Data records:
----
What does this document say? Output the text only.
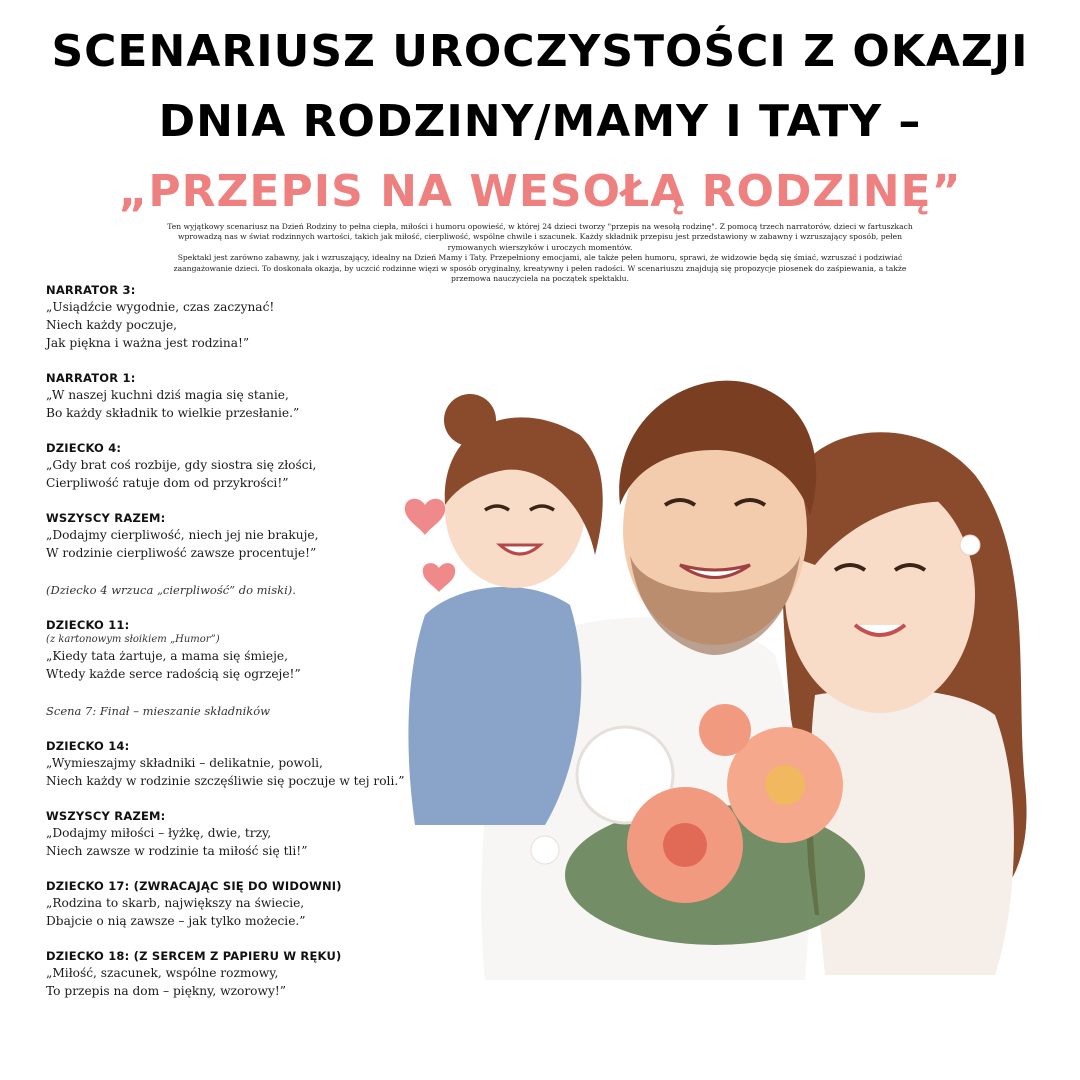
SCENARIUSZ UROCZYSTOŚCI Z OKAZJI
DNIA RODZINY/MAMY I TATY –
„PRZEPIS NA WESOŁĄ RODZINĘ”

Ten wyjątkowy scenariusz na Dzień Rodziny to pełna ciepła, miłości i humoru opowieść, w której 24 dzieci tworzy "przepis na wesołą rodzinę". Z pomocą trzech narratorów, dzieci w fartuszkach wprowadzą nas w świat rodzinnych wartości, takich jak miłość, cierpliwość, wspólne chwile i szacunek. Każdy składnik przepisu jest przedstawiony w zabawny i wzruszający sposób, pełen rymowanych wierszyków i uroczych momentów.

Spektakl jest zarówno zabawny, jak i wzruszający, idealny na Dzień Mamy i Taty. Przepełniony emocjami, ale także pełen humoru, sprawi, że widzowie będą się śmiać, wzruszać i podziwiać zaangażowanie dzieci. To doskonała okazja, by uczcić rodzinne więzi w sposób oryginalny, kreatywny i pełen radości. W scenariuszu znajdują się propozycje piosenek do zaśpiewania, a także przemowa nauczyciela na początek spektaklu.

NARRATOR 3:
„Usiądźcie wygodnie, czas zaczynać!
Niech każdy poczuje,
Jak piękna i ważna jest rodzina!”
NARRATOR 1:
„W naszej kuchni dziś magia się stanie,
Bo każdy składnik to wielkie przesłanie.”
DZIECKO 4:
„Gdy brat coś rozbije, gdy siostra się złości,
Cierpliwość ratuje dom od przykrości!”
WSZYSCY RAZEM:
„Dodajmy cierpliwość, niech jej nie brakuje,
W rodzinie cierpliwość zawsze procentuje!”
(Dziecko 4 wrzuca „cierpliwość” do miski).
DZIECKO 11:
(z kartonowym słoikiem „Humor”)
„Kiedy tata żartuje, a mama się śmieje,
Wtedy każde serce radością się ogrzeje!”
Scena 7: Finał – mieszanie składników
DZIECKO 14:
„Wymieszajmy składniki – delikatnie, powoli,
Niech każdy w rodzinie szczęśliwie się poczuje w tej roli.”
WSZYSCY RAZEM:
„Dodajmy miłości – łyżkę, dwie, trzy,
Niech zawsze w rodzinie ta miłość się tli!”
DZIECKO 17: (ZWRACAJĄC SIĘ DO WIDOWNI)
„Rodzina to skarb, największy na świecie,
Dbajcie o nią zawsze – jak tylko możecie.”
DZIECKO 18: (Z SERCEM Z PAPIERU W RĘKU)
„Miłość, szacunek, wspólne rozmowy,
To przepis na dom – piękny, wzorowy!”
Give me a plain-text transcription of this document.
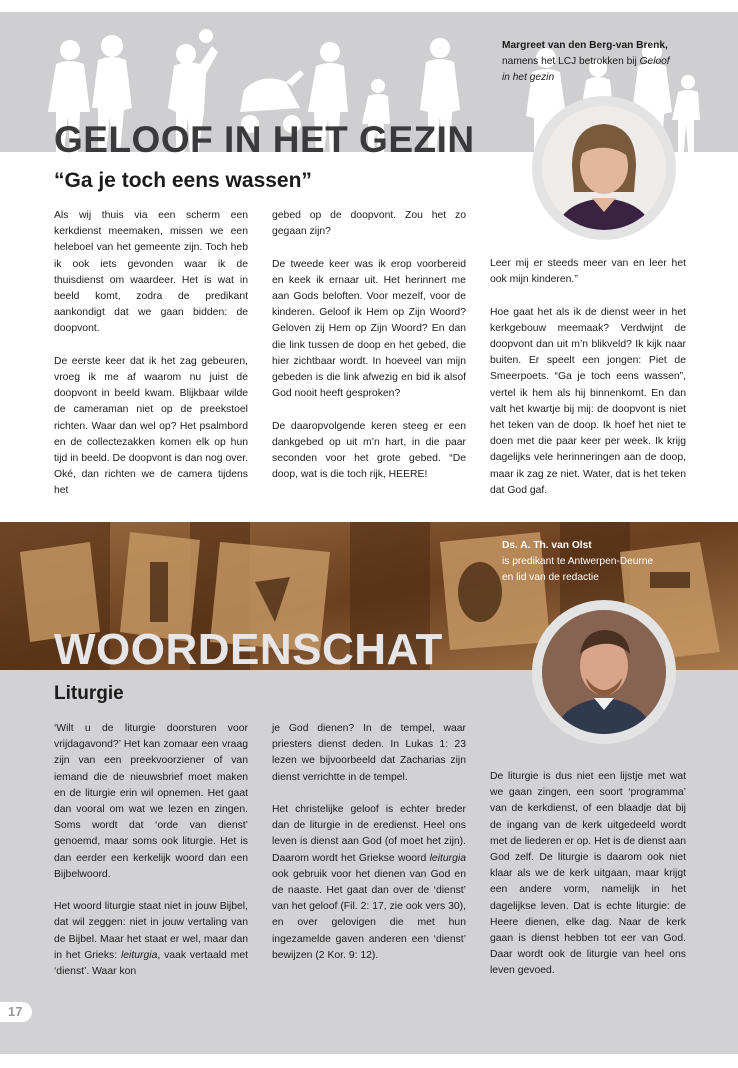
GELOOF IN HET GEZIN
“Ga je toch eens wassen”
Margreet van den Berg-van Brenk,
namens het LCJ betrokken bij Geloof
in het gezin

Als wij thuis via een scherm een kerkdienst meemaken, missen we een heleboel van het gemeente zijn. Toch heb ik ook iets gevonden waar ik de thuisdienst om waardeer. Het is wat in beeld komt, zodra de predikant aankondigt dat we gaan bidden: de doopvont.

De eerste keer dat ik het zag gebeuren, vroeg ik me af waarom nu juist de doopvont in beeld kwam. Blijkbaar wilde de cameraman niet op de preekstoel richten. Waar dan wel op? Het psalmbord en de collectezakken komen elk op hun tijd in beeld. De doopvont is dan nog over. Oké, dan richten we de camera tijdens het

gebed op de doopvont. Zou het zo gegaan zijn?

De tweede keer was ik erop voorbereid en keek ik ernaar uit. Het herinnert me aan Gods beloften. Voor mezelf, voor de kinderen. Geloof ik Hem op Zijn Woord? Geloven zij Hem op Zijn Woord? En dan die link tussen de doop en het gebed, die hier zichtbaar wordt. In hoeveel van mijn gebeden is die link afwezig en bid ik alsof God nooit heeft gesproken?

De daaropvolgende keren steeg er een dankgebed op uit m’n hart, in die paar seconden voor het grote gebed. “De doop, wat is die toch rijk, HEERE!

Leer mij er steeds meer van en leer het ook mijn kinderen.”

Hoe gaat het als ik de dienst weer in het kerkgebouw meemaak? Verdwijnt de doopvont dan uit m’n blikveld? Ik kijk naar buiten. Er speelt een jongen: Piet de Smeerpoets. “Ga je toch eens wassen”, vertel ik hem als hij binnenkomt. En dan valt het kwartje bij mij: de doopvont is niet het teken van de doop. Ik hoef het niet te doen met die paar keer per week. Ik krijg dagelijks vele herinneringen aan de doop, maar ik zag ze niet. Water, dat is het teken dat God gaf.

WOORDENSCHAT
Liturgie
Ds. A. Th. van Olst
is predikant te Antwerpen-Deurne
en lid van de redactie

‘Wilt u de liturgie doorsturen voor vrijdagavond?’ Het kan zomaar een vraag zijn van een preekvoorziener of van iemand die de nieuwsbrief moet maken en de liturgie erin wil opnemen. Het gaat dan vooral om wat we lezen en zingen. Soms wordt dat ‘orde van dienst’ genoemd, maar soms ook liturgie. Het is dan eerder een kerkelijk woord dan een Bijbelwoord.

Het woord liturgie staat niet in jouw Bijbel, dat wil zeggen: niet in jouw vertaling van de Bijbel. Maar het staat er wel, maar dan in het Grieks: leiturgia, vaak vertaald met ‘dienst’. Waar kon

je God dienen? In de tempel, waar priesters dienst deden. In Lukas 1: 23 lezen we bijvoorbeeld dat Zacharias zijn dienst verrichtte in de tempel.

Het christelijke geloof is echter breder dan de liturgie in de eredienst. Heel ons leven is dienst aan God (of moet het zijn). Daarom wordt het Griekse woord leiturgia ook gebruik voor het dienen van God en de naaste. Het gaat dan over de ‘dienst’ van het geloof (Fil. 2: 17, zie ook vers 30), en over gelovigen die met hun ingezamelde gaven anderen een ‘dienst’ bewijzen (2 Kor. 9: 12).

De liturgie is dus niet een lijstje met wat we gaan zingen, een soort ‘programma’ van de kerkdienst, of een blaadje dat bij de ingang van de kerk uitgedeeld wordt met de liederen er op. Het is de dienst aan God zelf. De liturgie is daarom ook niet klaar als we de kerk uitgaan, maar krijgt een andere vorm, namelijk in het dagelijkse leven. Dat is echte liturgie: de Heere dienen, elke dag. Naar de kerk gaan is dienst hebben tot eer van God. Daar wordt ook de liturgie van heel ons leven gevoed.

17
----
**EXERCISE**
Collect each line holding the string "lezen".

**RESPONSE TO THE TASK**
‘Wilt u de liturgie doorsturen voor vrijdagavond?’ Het kan zomaar een vraag zijn van een preekvoorziener of van iemand die de nieuwsbrief moet maken en de liturgie erin wil opnemen. Het gaat dan vooral om wat we lezen en zingen. Soms wordt dat ‘orde van dienst’ genoemd, maar soms ook liturgie. Het is dan eerder een kerkelijk woord dan een Bijbelwoord.
je God dienen? In de tempel, waar priesters dienst deden. In Lukas 1: 23 lezen we bijvoorbeeld dat Zacharias zijn dienst verrichtte in de tempel.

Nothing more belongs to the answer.